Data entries
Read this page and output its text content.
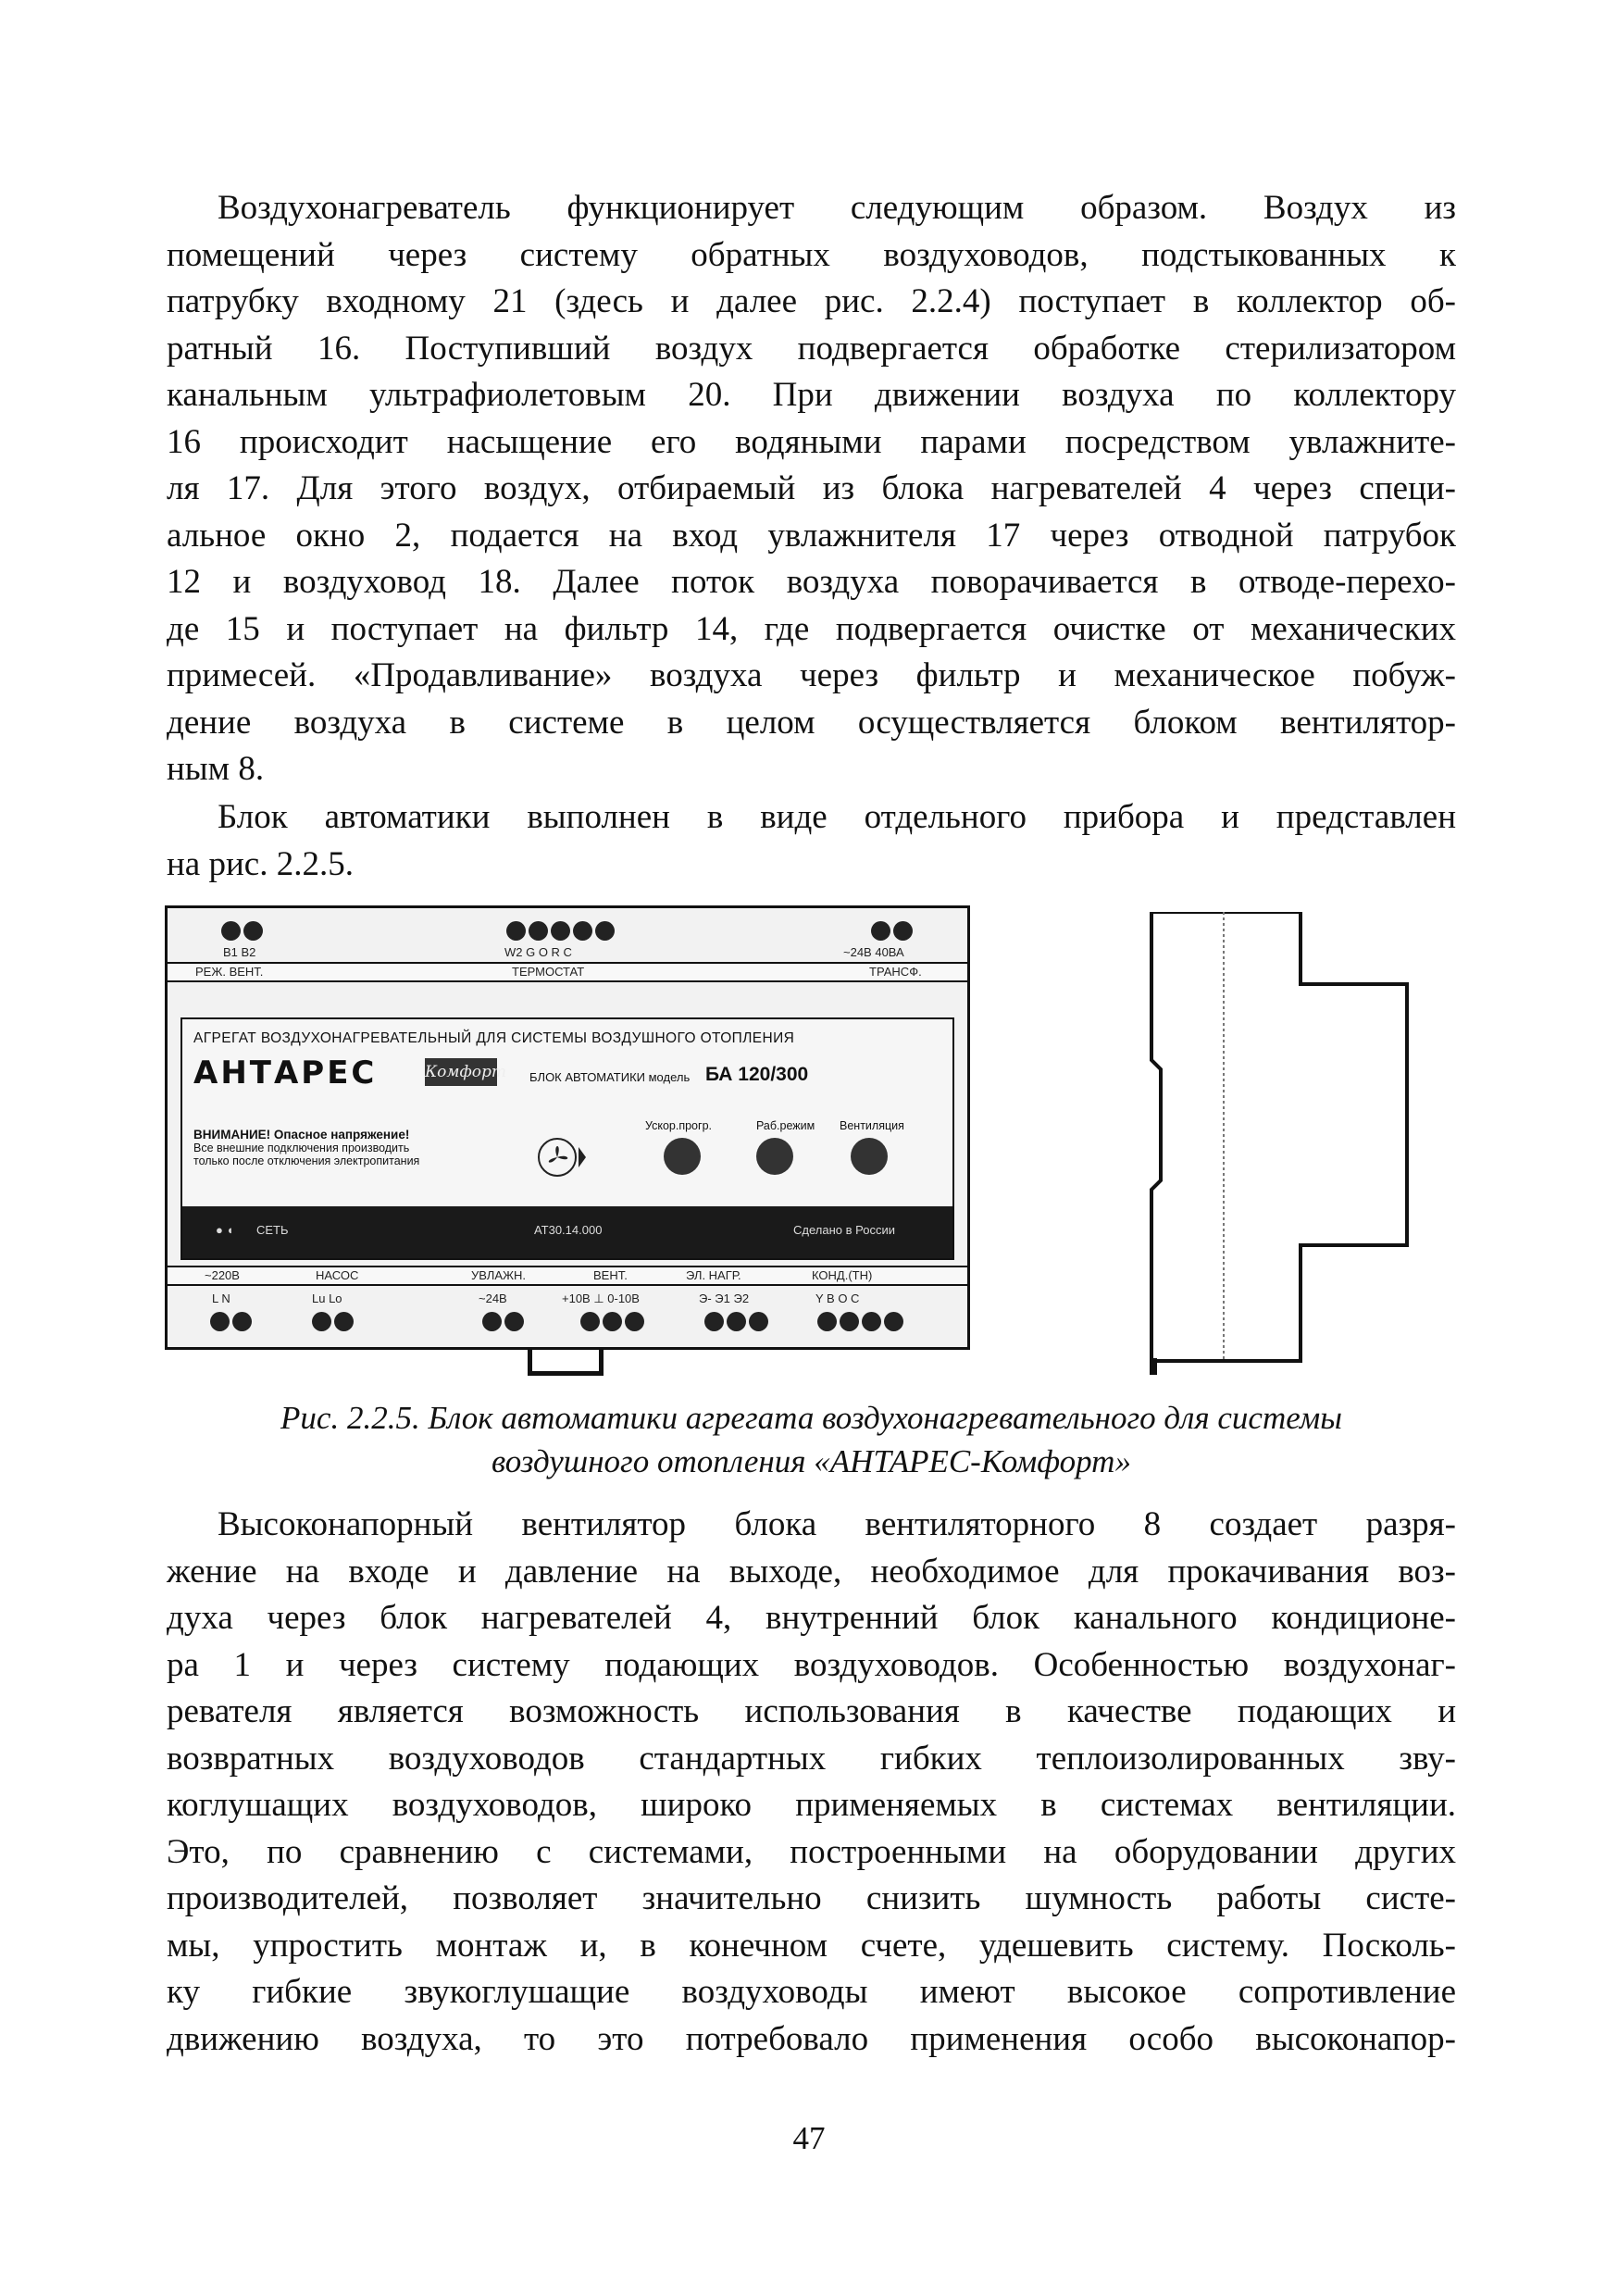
Воздухонагреватель функционирует следующим образом. Воздух из
помещений через систему обратных воздуховодов, подстыкованных к
патрубку входному 21 (здесь и далее рис. 2.2.4) поступает в коллектор об-
ратный 16. Поступивший воздух подвергается обработке стерилизатором
канальным ультрафиолетовым 20. При движении воздуха по коллектору
16 происходит насыщение его водяными парами посредством увлажните-
ля 17. Для этого воздух, отбираемый из блока нагревателей 4 через специ-
альное окно 2, подается на вход увлажнителя 17 через отводной патрубок
12 и воздуховод 18. Далее поток воздуха поворачивается в отводе-перехо-
де 15 и поступает на фильтр 14, где подвергается очистке от механических
примесей. «Продавливание» воздуха через фильтр и механическое побуж-
дение воздуха в системе в целом осуществляется блоком вентилятор-
ным 8.
Блок автоматики выполнен в виде отдельного прибора и представлен
на рис. 2.2.5.
B1 B2	W2 G O R C	~24В 40ВА
РЕЖ. ВЕНТ.	ТЕРМОСТАТ	ТРАНСФ.
АГРЕГАТ ВОЗДУХОНАГРЕВАТЕЛЬНЫЙ ДЛЯ СИСТЕМЫ ВОЗДУШНОГО ОТОПЛЕНИЯ
АНТАРЕС	Комфорт БЛОК АВТОМАТИКИ модель БА 120/300
ВНИМАНИЕ! Опасное напряжение!
Все внешние подключения производить
только после отключения электропитания
Ускор.прогр.	Раб.режим Вентиляция
● ◖ СЕТЬ	АТ30.14.000	Сделано в России
~220В	НАСОС	УВЛАЖН.	ВЕНТ.	ЭЛ. НАГР.	КОНД.(ТН)
L N	Lu Lo	~24В	+10В ⊥ 0-10В	Э- Э1 Э2	Y B O C
Рис. 2.2.5. Блок автоматики агрегата воздухонагревательного для системы
воздушного отопления «АНТАРЕС-Комфорт»
Высоконапорный вентилятор блока вентиляторного 8 создает разря-
жение на входе и давление на выходе, необходимое для прокачивания воз-
духа через блок нагревателей 4, внутренний блок канального кондиционе-
ра 1 и через систему подающих воздуховодов. Особенностью воздухонаг-
ревателя является возможность использования в качестве подающих и
возвратных воздуховодов стандартных гибких теплоизолированных зву-
коглушащих воздуховодов, широко применяемых в системах вентиляции.
Это, по сравнению с системами, построенными на оборудовании других
производителей, позволяет значительно снизить шумность работы систе-
мы, упростить монтаж и, в конечном счете, удешевить систему. Посколь-
ку гибкие звукоглушащие воздуховоды имеют высокое сопротивление
движению воздуха, то это потребовало применения особо высоконапор-
47
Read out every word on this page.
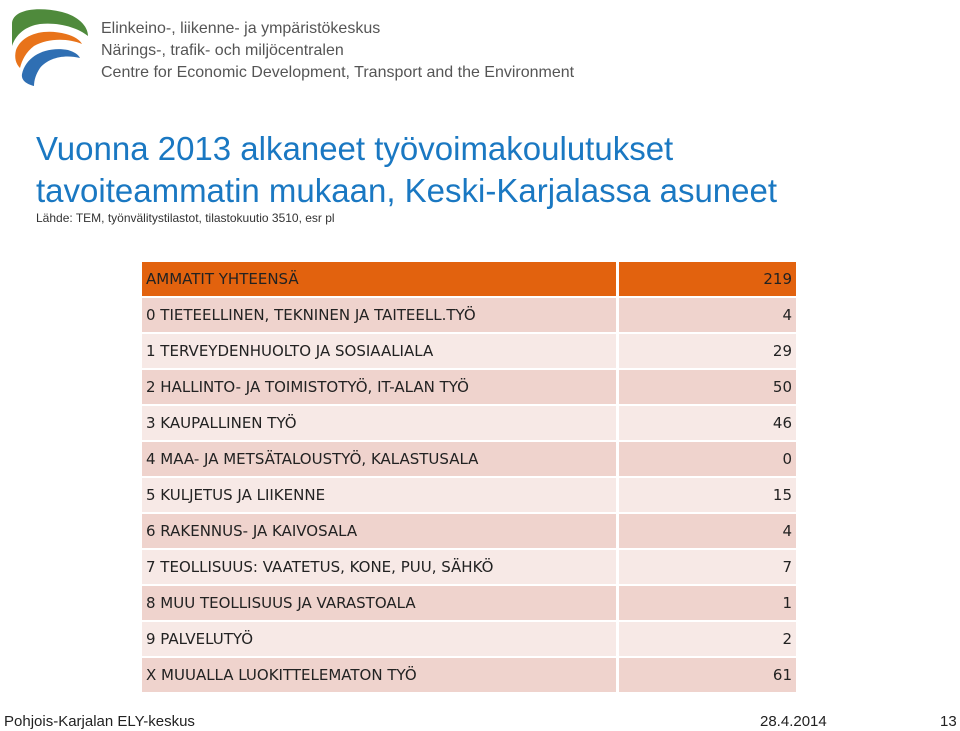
Elinkeino-, liikenne- ja ympäristökeskus
Närings-, trafik- och miljöcentralen
Centre for Economic Development, Transport and the Environment
Vuonna 2013 alkaneet työvoimakoulutukset
tavoiteammatin mukaan, Keski-Karjalassa asuneet
Lähde: TEM, työnvälitystilastot, tilastokuutio 3510, esr pl
AMMATIT YHTEENSÄ	219
0 TIETEELLINEN, TEKNINEN JA TAITEELL.TYÖ	4
1 TERVEYDENHUOLTO JA SOSIAALIALA	29
2 HALLINTO- JA TOIMISTOTYÖ, IT-ALAN TYÖ	50
3 KAUPALLINEN TYÖ	46
4 MAA- JA METSÄTALOUSTYÖ, KALASTUSALA	0
5 KULJETUS JA LIIKENNE	15
6 RAKENNUS- JA KAIVOSALA	4
7 TEOLLISUUS: VAATETUS, KONE, PUU, SÄHKÖ	7
8 MUU TEOLLISUUS JA VARASTOALA	1
9 PALVELUTYÖ	2
X MUUALLA LUOKITTELEMATON TYÖ	61
Pohjois-Karjalan ELY-keskus	28.4.2014	13
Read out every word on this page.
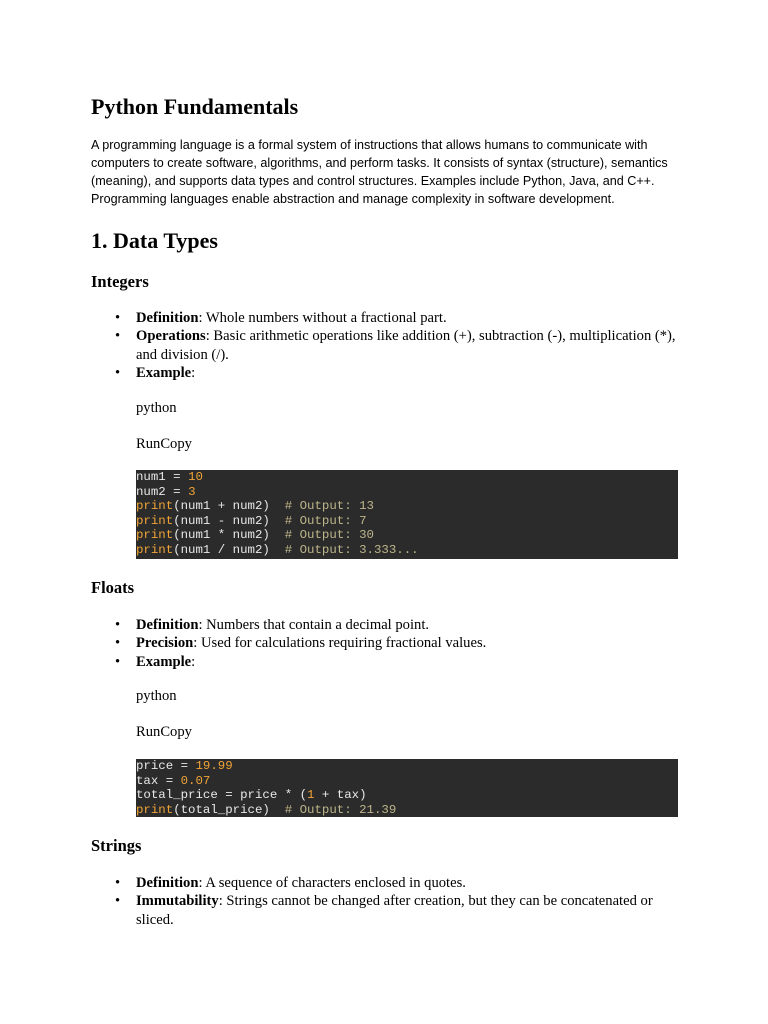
Python Fundamentals

A programming language is a formal system of instructions that allows humans to communicate with computers to create software, algorithms, and perform tasks. It consists of syntax (structure), semantics (meaning), and supports data types and control structures. Examples include Python, Java, and C++. Programming languages enable abstraction and manage complexity in software development.

1. Data Types
Integers
• Definition: Whole numbers without a fractional part.
• Operations: Basic arithmetic operations like addition (+), subtraction (-), multiplication (*), and division (/).
• Example:

python

RunCopy

num1 = 10
num2 = 3
print(num1 + num2)  # Output: 13
print(num1 - num2)  # Output: 7
print(num1 * num2)  # Output: 30
print(num1 / num2)  # Output: 3.333...
Floats
• Definition: Numbers that contain a decimal point.
• Precision: Used for calculations requiring fractional values.
• Example:

python

RunCopy

price = 19.99
tax = 0.07
total_price = price * (1 + tax)
print(total_price)  # Output: 21.39
Strings
• Definition: A sequence of characters enclosed in quotes.
• Immutability: Strings cannot be changed after creation, but they can be concatenated or sliced.
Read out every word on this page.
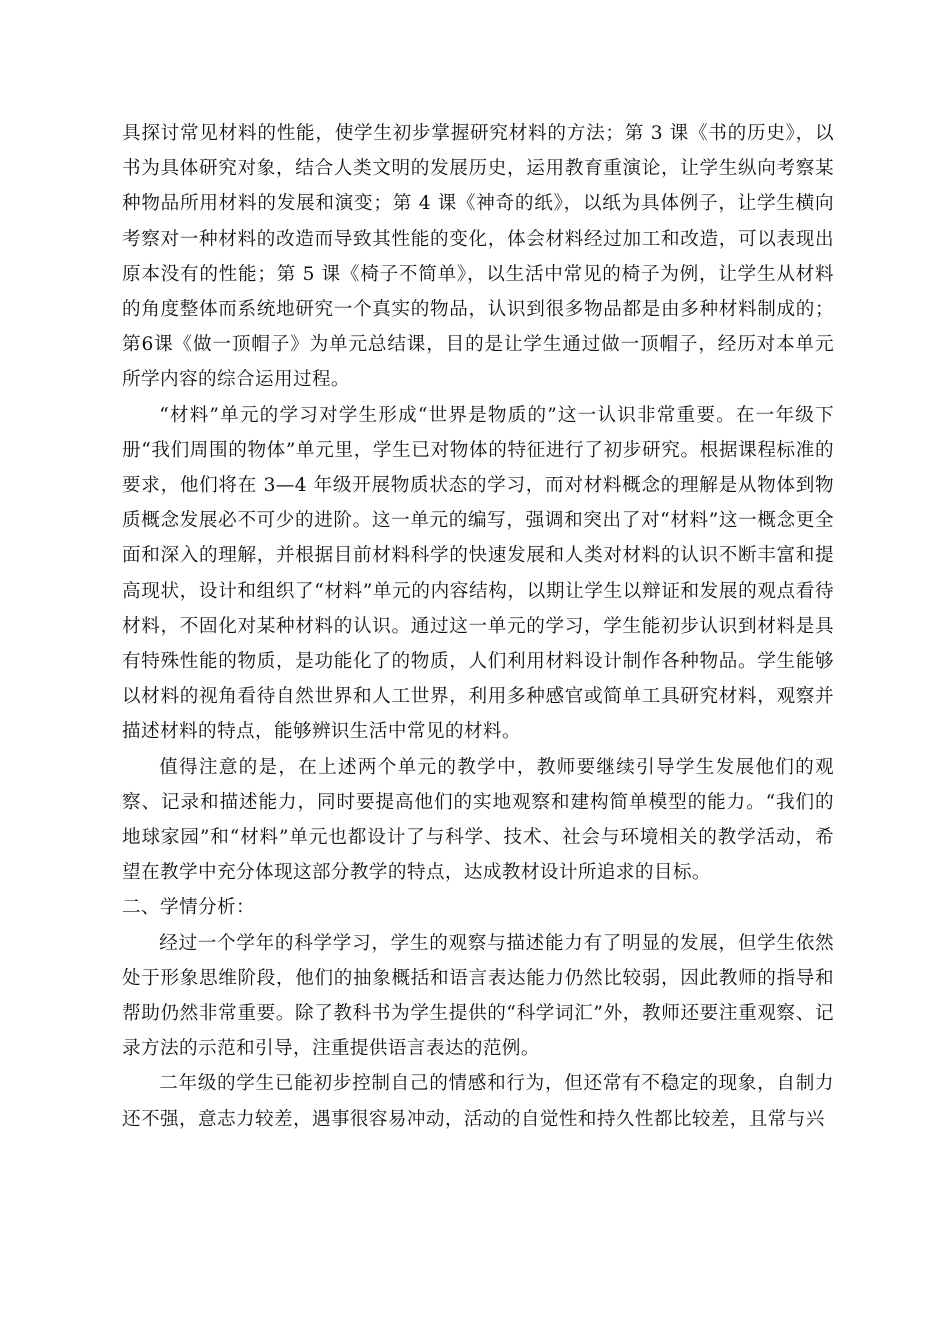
具探讨常见材料的性能，使学生初步掌握研究材料的方法；第 3 课《书的历史》，以书为具体研究对象，结合人类文明的发展历史，运用教育重演论，让学生纵向考察某种物品所用材料的发展和演变；第 4 课《神奇的纸》，以纸为具体例子，让学生横向考察对一种材料的改造而导致其性能的变化，体会材料经过加工和改造，可以表现出原本没有的性能；第 5 课《椅子不简单》，以生活中常见的椅子为例，让学生从材料的角度整体而系统地研究一个真实的物品，认识到很多物品都是由多种材料制成的；第6课《做一顶帽子》为单元总结课，目的是让学生通过做一顶帽子，经历对本单元所学内容的综合运用过程。

“材料”单元的学习对学生形成“世界是物质的”这一认识非常重要。在一年级下册“我们周围的物体”单元里，学生已对物体的特征进行了初步研究。根据课程标准的要求，他们将在 3—4 年级开展物质状态的学习，而对材料概念的理解是从物体到物质概念发展必不可少的进阶。这一单元的编写，强调和突出了对“材料”这一概念更全面和深入的理解，并根据目前材料科学的快速发展和人类对材料的认识不断丰富和提高现状，设计和组织了“材料”单元的内容结构，以期让学生以辩证和发展的观点看待材料，不固化对某种材料的认识。通过这一单元的学习，学生能初步认识到材料是具有特殊性能的物质，是功能化了的物质，人们利用材料设计制作各种物品。学生能够以材料的视角看待自然世界和人工世界，利用多种感官或简单工具研究材料，观察并描述材料的特点，能够辨识生活中常见的材料。

值得注意的是，在上述两个单元的教学中，教师要继续引导学生发展他们的观察、记录和描述能力，同时要提高他们的实地观察和建构简单模型的能力。“我们的地球家园”和“材料”单元也都设计了与科学、技术、社会与环境相关的教学活动，希望在教学中充分体现这部分教学的特点，达成教材设计所追求的目标。

二、学情分析：

经过一个学年的科学学习，学生的观察与描述能力有了明显的发展，但学生依然处于形象思维阶段，他们的抽象概括和语言表达能力仍然比较弱，因此教师的指导和帮助仍然非常重要。除了教科书为学生提供的“科学词汇”外，教师还要注重观察、记录方法的示范和引导，注重提供语言表达的范例。

二年级的学生已能初步控制自己的情感和行为，但还常有不稳定的现象，自制力还不强，意志力较差，遇事很容易冲动，活动的自觉性和持久性都比较差，且常与兴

**TASK OBJECTIVE**
Extract every line above containing the word "TEOLLISUUS".

**COMPLETE OUTPUT**
7 TEOLLISUUS: VAATETUS, KONE, PUU, SÄHKÖ	7
8 MUU TEOLLISUUS JA VARASTOALA	1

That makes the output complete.